Task instructions: Images excluded, repeat each entry below exactly.
★ ★ ★ ★ ★ ★ ★
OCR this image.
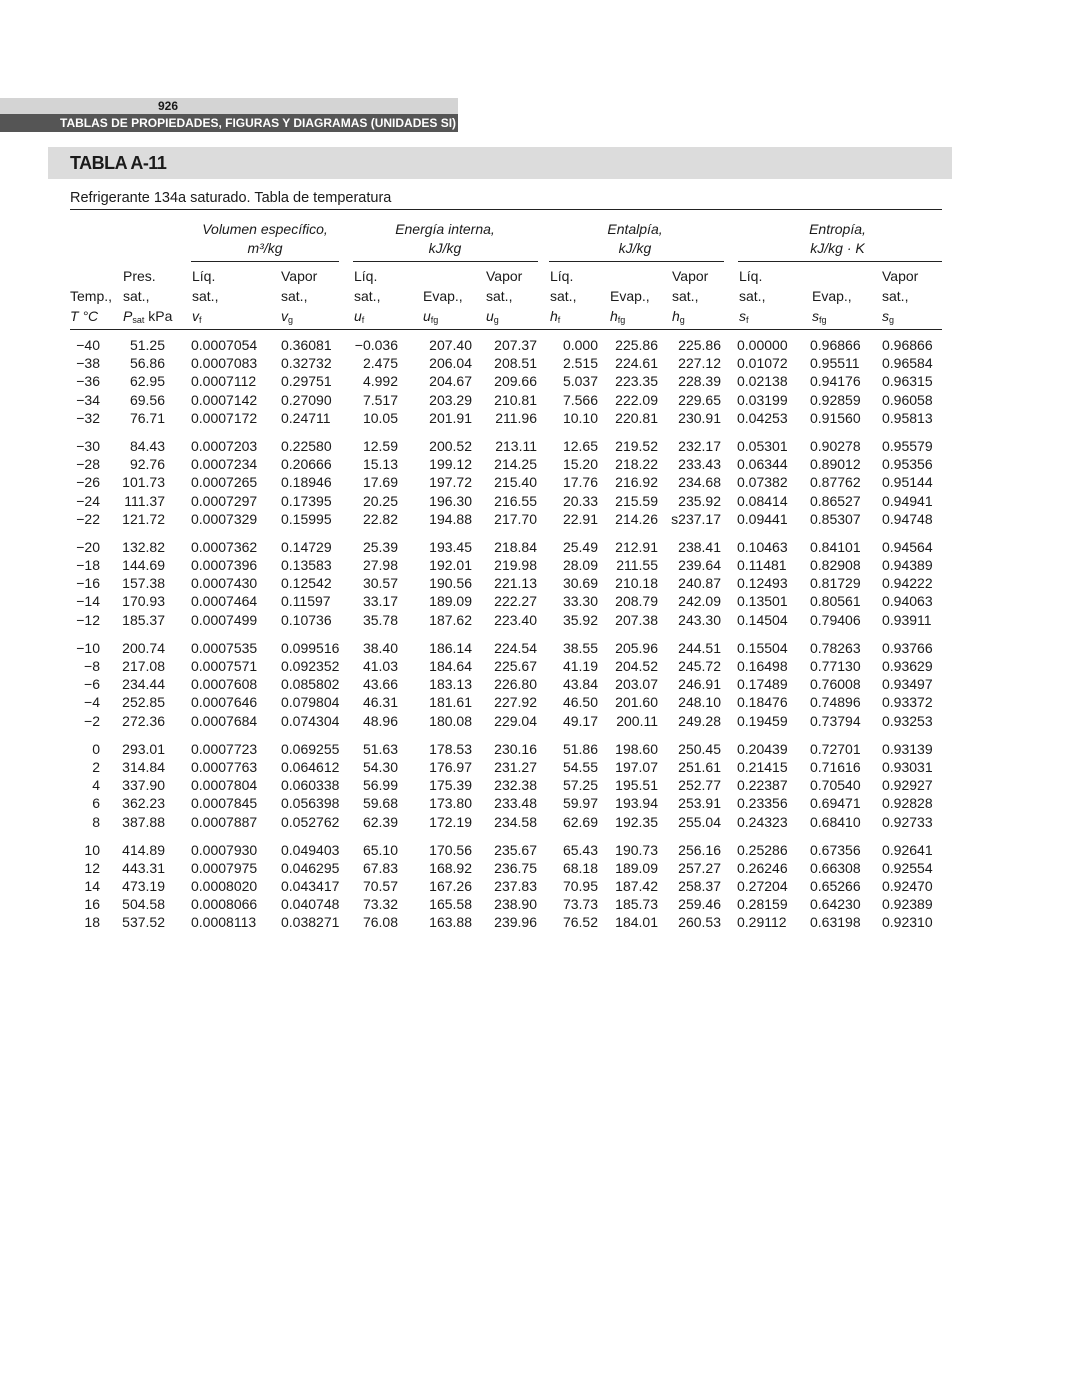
926
TABLAS DE PROPIEDADES, FIGURAS Y DIAGRAMAS (UNIDADES SI)
TABLA A-11
Refrigerante 134a saturado. Tabla de temperatura
Volumen específico,
m³/kg
Energía interna,
kJ/kg
Entalpía,
kJ/kg
Entropía,
kJ/kg · K

Temp.,
T °C
Pres.
sat.,
$P_{sat}$ kPa
Líq.
sat.,
$v_f$
Vapor
sat.,
$v_g$
Líq.
sat.,
$u_f$

Evap.,
$u_{fg}$
Vapor
sat.,
$u_g$
Líq.
sat.,
$h_f$

Evap.,
$h_{fg}$
Vapor
sat.,
$h_g$
Líq.
sat.,
$s_f$

Evap.,
$s_{fg}$
Vapor
sat.,
$s_g$
−40 51.25 0.0007054 0.36081 −0.036 207.40 207.37 0.000 225.86 225.86 0.00000 0.96866 0.96866
−38 56.86 0.0007083 0.32732 2.475 206.04 208.51 2.515 224.61 227.12 0.01072 0.95511 0.96584
−36 62.95 0.0007112 0.29751 4.992 204.67 209.66 5.037 223.35 228.39 0.02138 0.94176 0.96315
−34 69.56 0.0007142 0.27090 7.517 203.29 210.81 7.566 222.09 229.65 0.03199 0.92859 0.96058
−32 76.71 0.0007172 0.24711 10.05 201.91 211.96 10.10 220.81 230.91 0.04253 0.91560 0.95813
−30 84.43 0.0007203 0.22580 12.59 200.52 213.11 12.65 219.52 232.17 0.05301 0.90278 0.95579
−28 92.76 0.0007234 0.20666 15.13 199.12 214.25 15.20 218.22 233.43 0.06344 0.89012 0.95356
−26 101.73 0.0007265 0.18946 17.69 197.72 215.40 17.76 216.92 234.68 0.07382 0.87762 0.95144
−24 111.37 0.0007297 0.17395 20.25 196.30 216.55 20.33 215.59 235.92 0.08414 0.86527 0.94941
−22 121.72 0.0007329 0.15995 22.82 194.88 217.70 22.91 214.26 s237.17 0.09441 0.85307 0.94748
−20 132.82 0.0007362 0.14729 25.39 193.45 218.84 25.49 212.91 238.41 0.10463 0.84101 0.94564
−18 144.69 0.0007396 0.13583 27.98 192.01 219.98 28.09 211.55 239.64 0.11481 0.82908 0.94389
−16 157.38 0.0007430 0.12542 30.57 190.56 221.13 30.69 210.18 240.87 0.12493 0.81729 0.94222
−14 170.93 0.0007464 0.11597 33.17 189.09 222.27 33.30 208.79 242.09 0.13501 0.80561 0.94063
−12 185.37 0.0007499 0.10736 35.78 187.62 223.40 35.92 207.38 243.30 0.14504 0.79406 0.93911
−10 200.74 0.0007535 0.099516 38.40 186.14 224.54 38.55 205.96 244.51 0.15504 0.78263 0.93766
−8 217.08 0.0007571 0.092352 41.03 184.64 225.67 41.19 204.52 245.72 0.16498 0.77130 0.93629
−6 234.44 0.0007608 0.085802 43.66 183.13 226.80 43.84 203.07 246.91 0.17489 0.76008 0.93497
−4 252.85 0.0007646 0.079804 46.31 181.61 227.92 46.50 201.60 248.10 0.18476 0.74896 0.93372
−2 272.36 0.0007684 0.074304 48.96 180.08 229.04 49.17 200.11 249.28 0.19459 0.73794 0.93253
0 293.01 0.0007723 0.069255 51.63 178.53 230.16 51.86 198.60 250.45 0.20439 0.72701 0.93139
2 314.84 0.0007763 0.064612 54.30 176.97 231.27 54.55 197.07 251.61 0.21415 0.71616 0.93031
4 337.90 0.0007804 0.060338 56.99 175.39 232.38 57.25 195.51 252.77 0.22387 0.70540 0.92927
6 362.23 0.0007845 0.056398 59.68 173.80 233.48 59.97 193.94 253.91 0.23356 0.69471 0.92828
8 387.88 0.0007887 0.052762 62.39 172.19 234.58 62.69 192.35 255.04 0.24323 0.68410 0.92733
10 414.89 0.0007930 0.049403 65.10 170.56 235.67 65.43 190.73 256.16 0.25286 0.67356 0.92641
12 443.31 0.0007975 0.046295 67.83 168.92 236.75 68.18 189.09 257.27 0.26246 0.66308 0.92554
14 473.19 0.0008020 0.043417 70.57 167.26 237.83 70.95 187.42 258.37 0.27204 0.65266 0.92470
16 504.58 0.0008066 0.040748 73.32 165.58 238.90 73.73 185.73 259.46 0.28159 0.64230 0.92389
18 537.52 0.0008113 0.038271 76.08 163.88 239.96 76.52 184.01 260.53 0.29112 0.63198 0.92310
★ ★ ★ ★ ★ ★ ★
Completed task:
OCR this image.
926
TABLAS DE PROPIEDADES, FIGURAS Y DIAGRAMAS (UNIDADES SI)
TABLA A-11
Refrigerante 134a saturado. Tabla de temperatura
Volumen específico,
m³/kg
Energía interna,
kJ/kg
Entalpía,
kJ/kg
Entropía,
kJ/kg · K

Temp.,
T °C
Pres.
sat.,
$P_{sat}$ kPa
Líq.
sat.,
$v_f$
Vapor
sat.,
$v_g$
Líq.
sat.,
$u_f$

Evap.,
$u_{fg}$
Vapor
sat.,
$u_g$
Líq.
sat.,
$h_f$

Evap.,
$h_{fg}$
Vapor
sat.,
$h_g$
Líq.
sat.,
$s_f$

Evap.,
$s_{fg}$
Vapor
sat.,
$s_g$
−40 51.25 0.0007054 0.36081 −0.036 207.40 207.37 0.000 225.86 225.86 0.00000 0.96866 0.96866
−38 56.86 0.0007083 0.32732 2.475 206.04 208.51 2.515 224.61 227.12 0.01072 0.95511 0.96584
−36 62.95 0.0007112 0.29751 4.992 204.67 209.66 5.037 223.35 228.39 0.02138 0.94176 0.96315
−34 69.56 0.0007142 0.27090 7.517 203.29 210.81 7.566 222.09 229.65 0.03199 0.92859 0.96058
−32 76.71 0.0007172 0.24711 10.05 201.91 211.96 10.10 220.81 230.91 0.04253 0.91560 0.95813
−30 84.43 0.0007203 0.22580 12.59 200.52 213.11 12.65 219.52 232.17 0.05301 0.90278 0.95579
−28 92.76 0.0007234 0.20666 15.13 199.12 214.25 15.20 218.22 233.43 0.06344 0.89012 0.95356
−26 101.73 0.0007265 0.18946 17.69 197.72 215.40 17.76 216.92 234.68 0.07382 0.87762 0.95144
−24 111.37 0.0007297 0.17395 20.25 196.30 216.55 20.33 215.59 235.92 0.08414 0.86527 0.94941
−22 121.72 0.0007329 0.15995 22.82 194.88 217.70 22.91 214.26 s237.17 0.09441 0.85307 0.94748
−20 132.82 0.0007362 0.14729 25.39 193.45 218.84 25.49 212.91 238.41 0.10463 0.84101 0.94564
−18 144.69 0.0007396 0.13583 27.98 192.01 219.98 28.09 211.55 239.64 0.11481 0.82908 0.94389
−16 157.38 0.0007430 0.12542 30.57 190.56 221.13 30.69 210.18 240.87 0.12493 0.81729 0.94222
−14 170.93 0.0007464 0.11597 33.17 189.09 222.27 33.30 208.79 242.09 0.13501 0.80561 0.94063
−12 185.37 0.0007499 0.10736 35.78 187.62 223.40 35.92 207.38 243.30 0.14504 0.79406 0.93911
−10 200.74 0.0007535 0.099516 38.40 186.14 224.54 38.55 205.96 244.51 0.15504 0.78263 0.93766
−8 217.08 0.0007571 0.092352 41.03 184.64 225.67 41.19 204.52 245.72 0.16498 0.77130 0.93629
−6 234.44 0.0007608 0.085802 43.66 183.13 226.80 43.84 203.07 246.91 0.17489 0.76008 0.93497
−4 252.85 0.0007646 0.079804 46.31 181.61 227.92 46.50 201.60 248.10 0.18476 0.74896 0.93372
−2 272.36 0.0007684 0.074304 48.96 180.08 229.04 49.17 200.11 249.28 0.19459 0.73794 0.93253
0 293.01 0.0007723 0.069255 51.63 178.53 230.16 51.86 198.60 250.45 0.20439 0.72701 0.93139
2 314.84 0.0007763 0.064612 54.30 176.97 231.27 54.55 197.07 251.61 0.21415 0.71616 0.93031
4 337.90 0.0007804 0.060338 56.99 175.39 232.38 57.25 195.51 252.77 0.22387 0.70540 0.92927
6 362.23 0.0007845 0.056398 59.68 173.80 233.48 59.97 193.94 253.91 0.23356 0.69471 0.92828
8 387.88 0.0007887 0.052762 62.39 172.19 234.58 62.69 192.35 255.04 0.24323 0.68410 0.92733
10 414.89 0.0007930 0.049403 65.10 170.56 235.67 65.43 190.73 256.16 0.25286 0.67356 0.92641
12 443.31 0.0007975 0.046295 67.83 168.92 236.75 68.18 189.09 257.27 0.26246 0.66308 0.92554
14 473.19 0.0008020 0.043417 70.57 167.26 237.83 70.95 187.42 258.37 0.27204 0.65266 0.92470
16 504.58 0.0008066 0.040748 73.32 165.58 238.90 73.73 185.73 259.46 0.28159 0.64230 0.92389
18 537.52 0.0008113 0.038271 76.08 163.88 239.96 76.52 184.01 260.53 0.29112 0.63198 0.92310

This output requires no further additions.